## Task
For this exercise, copy out each line of the material below that includes "diving".
--- start of Extracted data ---
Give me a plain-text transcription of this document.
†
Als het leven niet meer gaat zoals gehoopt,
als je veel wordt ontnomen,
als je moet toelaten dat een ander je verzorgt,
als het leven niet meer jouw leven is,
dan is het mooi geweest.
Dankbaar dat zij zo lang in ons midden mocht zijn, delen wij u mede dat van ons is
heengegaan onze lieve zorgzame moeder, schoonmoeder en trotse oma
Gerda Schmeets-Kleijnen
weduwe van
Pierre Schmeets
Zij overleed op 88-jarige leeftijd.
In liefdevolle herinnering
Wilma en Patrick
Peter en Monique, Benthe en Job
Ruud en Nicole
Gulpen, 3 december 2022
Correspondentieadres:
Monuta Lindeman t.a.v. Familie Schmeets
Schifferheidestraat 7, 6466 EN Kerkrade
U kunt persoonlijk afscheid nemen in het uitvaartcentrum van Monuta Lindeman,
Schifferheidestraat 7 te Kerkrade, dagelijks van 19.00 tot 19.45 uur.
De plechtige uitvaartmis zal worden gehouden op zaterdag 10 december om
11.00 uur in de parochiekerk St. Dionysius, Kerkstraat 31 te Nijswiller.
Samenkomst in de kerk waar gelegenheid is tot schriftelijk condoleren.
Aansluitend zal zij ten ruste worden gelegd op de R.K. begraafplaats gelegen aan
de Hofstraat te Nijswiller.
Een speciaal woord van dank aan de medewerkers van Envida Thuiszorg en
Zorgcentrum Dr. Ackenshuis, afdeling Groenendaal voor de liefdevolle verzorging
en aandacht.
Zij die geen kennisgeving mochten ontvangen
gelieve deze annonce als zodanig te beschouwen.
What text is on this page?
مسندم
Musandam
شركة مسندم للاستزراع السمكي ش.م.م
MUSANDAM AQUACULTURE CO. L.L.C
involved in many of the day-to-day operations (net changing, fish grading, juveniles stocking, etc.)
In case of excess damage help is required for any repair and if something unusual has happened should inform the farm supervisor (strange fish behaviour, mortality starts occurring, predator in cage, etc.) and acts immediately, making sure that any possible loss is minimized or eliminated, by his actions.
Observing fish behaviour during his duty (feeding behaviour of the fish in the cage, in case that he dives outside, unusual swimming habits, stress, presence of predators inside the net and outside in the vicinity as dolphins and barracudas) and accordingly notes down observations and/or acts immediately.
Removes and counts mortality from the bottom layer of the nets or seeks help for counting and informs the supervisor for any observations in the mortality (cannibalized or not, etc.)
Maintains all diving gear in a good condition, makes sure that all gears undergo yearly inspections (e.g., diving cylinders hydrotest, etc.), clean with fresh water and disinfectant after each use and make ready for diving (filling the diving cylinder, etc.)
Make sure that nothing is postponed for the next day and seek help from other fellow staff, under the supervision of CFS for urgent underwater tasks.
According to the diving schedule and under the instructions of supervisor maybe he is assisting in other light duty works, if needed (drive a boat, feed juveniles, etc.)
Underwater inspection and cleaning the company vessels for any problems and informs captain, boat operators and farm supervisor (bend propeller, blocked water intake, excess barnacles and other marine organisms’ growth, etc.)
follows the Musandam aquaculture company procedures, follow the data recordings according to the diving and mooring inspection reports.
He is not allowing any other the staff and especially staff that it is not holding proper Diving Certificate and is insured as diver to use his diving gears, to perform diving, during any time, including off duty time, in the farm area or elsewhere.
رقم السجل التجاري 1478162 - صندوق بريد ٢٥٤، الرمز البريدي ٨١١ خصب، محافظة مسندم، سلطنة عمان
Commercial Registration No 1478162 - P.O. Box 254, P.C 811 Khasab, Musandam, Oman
--- end of Extracted data ---
## Problem solution
Maintains all diving gear in a good condition, makes sure that all gears undergo yearly inspections (e.g., diving cylinders hydrotest, etc.), clean with fresh water and disinfectant after each use and make ready for diving (filling the diving cylinder, etc.)
According to the diving schedule and under the instructions of supervisor maybe he is assisting in other light duty works, if needed (drive a boat, feed juveniles, etc.)
follows the Musandam aquaculture company procedures, follow the data recordings according to the diving and mooring inspection reports.
He is not allowing any other the staff and especially staff that it is not holding proper Diving Certificate and is insured as diver to use his diving gears, to perform diving, during any time, including off duty time, in the farm area or elsewhere.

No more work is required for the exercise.